----- The data
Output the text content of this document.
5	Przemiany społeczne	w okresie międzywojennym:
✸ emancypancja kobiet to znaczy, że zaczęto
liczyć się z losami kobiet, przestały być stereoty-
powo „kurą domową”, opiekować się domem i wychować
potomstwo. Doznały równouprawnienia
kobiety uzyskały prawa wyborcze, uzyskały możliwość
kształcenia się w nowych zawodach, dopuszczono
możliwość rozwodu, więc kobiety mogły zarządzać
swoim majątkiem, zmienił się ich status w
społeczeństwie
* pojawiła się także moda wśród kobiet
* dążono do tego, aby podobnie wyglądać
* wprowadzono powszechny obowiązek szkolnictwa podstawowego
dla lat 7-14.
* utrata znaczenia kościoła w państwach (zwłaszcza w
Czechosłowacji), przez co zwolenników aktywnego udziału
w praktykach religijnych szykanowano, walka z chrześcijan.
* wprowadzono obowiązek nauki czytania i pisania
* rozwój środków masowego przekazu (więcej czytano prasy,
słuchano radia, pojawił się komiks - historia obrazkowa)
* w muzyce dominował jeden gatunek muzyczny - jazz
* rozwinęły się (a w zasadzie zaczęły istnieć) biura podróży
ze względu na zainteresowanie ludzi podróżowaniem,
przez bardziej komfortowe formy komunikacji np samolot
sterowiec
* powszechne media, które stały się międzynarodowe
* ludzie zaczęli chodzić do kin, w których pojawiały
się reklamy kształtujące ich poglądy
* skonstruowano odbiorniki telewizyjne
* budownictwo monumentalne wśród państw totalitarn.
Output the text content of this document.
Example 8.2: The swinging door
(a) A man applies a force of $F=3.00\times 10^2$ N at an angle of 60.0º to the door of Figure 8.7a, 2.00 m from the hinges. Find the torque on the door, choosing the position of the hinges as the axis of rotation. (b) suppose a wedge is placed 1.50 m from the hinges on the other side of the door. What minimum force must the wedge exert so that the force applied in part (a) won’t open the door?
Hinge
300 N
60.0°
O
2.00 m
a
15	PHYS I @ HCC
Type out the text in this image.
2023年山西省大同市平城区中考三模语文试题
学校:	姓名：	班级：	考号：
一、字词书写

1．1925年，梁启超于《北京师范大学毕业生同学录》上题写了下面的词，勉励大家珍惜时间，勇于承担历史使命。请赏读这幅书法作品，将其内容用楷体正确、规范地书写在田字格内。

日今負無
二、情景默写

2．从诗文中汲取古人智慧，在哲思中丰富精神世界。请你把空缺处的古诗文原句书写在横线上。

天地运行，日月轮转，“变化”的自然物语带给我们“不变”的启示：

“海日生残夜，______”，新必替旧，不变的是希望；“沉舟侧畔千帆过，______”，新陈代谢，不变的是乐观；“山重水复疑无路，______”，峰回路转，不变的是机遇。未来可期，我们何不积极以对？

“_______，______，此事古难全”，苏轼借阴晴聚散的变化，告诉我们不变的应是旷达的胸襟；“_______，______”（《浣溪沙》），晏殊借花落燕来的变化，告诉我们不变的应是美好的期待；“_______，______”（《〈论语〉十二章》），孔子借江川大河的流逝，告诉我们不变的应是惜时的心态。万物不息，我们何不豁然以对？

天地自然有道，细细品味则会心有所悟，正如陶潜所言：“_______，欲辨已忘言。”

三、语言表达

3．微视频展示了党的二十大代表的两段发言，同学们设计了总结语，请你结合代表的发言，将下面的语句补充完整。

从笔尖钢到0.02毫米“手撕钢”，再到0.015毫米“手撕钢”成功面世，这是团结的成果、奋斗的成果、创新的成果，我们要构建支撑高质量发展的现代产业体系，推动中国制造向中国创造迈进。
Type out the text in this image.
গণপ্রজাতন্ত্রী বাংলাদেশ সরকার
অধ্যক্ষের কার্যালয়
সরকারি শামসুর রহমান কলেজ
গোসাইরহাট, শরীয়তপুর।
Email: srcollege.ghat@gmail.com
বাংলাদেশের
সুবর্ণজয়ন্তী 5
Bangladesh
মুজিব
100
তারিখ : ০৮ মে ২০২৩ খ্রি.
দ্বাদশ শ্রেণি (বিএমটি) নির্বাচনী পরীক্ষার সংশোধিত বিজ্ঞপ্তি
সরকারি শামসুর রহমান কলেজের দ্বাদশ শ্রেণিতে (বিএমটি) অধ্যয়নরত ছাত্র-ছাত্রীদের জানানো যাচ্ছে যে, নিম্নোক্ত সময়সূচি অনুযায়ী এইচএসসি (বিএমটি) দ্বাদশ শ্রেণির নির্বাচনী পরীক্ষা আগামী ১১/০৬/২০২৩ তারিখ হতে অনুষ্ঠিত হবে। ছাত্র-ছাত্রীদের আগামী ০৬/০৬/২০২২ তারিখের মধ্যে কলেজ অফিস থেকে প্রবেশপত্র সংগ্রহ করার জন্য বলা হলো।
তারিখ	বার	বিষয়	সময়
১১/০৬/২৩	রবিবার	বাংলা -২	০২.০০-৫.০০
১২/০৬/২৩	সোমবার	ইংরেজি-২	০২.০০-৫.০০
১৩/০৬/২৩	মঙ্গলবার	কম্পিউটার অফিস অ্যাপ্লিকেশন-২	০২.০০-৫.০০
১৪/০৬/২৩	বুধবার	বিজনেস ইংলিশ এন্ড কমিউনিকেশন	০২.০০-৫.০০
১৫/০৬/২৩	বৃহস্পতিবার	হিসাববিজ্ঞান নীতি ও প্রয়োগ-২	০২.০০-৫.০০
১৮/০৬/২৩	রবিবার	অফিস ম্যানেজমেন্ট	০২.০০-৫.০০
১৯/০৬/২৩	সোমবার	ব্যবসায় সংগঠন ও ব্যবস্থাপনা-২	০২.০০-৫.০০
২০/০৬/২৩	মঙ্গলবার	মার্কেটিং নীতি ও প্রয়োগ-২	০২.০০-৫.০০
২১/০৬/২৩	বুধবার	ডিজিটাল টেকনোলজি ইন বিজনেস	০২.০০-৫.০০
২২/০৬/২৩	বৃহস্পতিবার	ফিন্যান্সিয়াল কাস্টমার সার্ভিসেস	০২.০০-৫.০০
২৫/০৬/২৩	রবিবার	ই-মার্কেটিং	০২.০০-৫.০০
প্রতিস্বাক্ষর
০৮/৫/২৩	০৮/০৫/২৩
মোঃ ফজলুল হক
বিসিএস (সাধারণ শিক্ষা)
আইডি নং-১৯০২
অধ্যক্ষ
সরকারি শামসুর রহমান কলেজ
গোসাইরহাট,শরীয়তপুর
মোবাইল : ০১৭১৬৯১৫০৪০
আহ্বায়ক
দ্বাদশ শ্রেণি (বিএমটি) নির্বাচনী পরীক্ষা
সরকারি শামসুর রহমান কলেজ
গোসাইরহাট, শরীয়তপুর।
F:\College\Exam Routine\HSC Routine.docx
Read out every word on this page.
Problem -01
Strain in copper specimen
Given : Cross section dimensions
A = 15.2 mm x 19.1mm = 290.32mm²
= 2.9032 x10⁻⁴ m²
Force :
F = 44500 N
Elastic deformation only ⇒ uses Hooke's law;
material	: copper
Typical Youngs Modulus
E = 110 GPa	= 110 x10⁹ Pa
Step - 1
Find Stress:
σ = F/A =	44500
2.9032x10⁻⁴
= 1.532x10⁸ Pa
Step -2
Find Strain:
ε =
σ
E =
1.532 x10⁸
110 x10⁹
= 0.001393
----------
* _Your instructions_
Copy out every line holding the string "Find".

* _Result of the task_
(a) A man applies a force of $F=3.00\times 10^2$ N at an angle of 60.0º to the door of Figure 8.7a, 2.00 m from the hinges. Find the torque on the door, choosing the position of the hinges as the axis of rotation. (b) suppose a wedge is placed 1.50 m from the hinges on the other side of the door. What minimum force must the wedge exert so that the force applied in part (a) won’t open the door?
Find Stress:
Find Strain:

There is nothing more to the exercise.